GOAL: Quote the listing below in full and exactly as written, but omit every picture.

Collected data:
════════════════
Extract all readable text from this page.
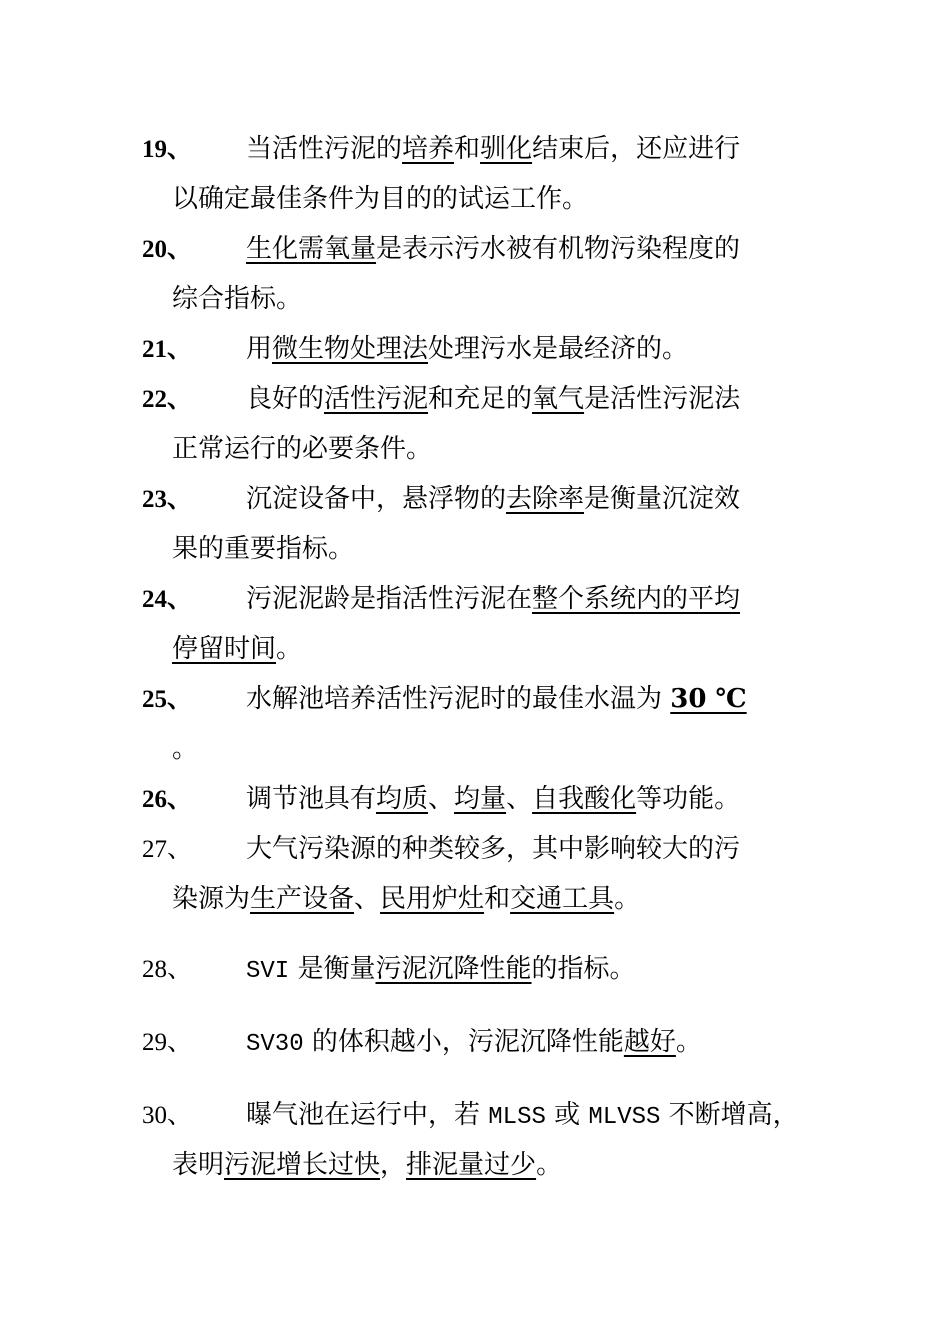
19、 当活性污泥的培养和驯化结束后，还应进行
以确定最佳条件为目的的试运工作。
20、 生化需氧量是表示污水被有机物污染程度的
综合指标。
21、 用微生物处理法处理污水是最经济的。
22、 良好的活性污泥和充足的氧气是活性污泥法
正常运行的必要条件。
23、 沉淀设备中，悬浮物的去除率是衡量沉淀效
果的重要指标。
24、 污泥泥龄是指活性污泥在整个系统内的平均
停留时间。
25、 水解池培养活性污泥时的最佳水温为 30 ℃
。
26、 调节池具有均质、均量、自我酸化等功能。
27、 大气污染源的种类较多，其中影响较大的污
染源为生产设备、民用炉灶和交通工具。
28、 SVI 是衡量污泥沉降性能的指标。
29、 SV30 的体积越小，污泥沉降性能越好。
30、 曝气池在运行中，若 MLSS 或 MLVSS 不断增高，
表明污泥增长过快，排泥量过少。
════════════════
REPLY TO THE EXERCISE:
Extract all readable text from this page.
19、 当活性污泥的培养和驯化结束后，还应进行
以确定最佳条件为目的的试运工作。
20、 生化需氧量是表示污水被有机物污染程度的
综合指标。
21、 用微生物处理法处理污水是最经济的。
22、 良好的活性污泥和充足的氧气是活性污泥法
正常运行的必要条件。
23、 沉淀设备中，悬浮物的去除率是衡量沉淀效
果的重要指标。
24、 污泥泥龄是指活性污泥在整个系统内的平均
停留时间。
25、 水解池培养活性污泥时的最佳水温为 30 ℃
。
26、 调节池具有均质、均量、自我酸化等功能。
27、 大气污染源的种类较多，其中影响较大的污
染源为生产设备、民用炉灶和交通工具。
28、 SVI 是衡量污泥沉降性能的指标。
29、 SV30 的体积越小，污泥沉降性能越好。
30、 曝气池在运行中，若 MLSS 或 MLVSS 不断增高，
表明污泥增长过快，排泥量过少。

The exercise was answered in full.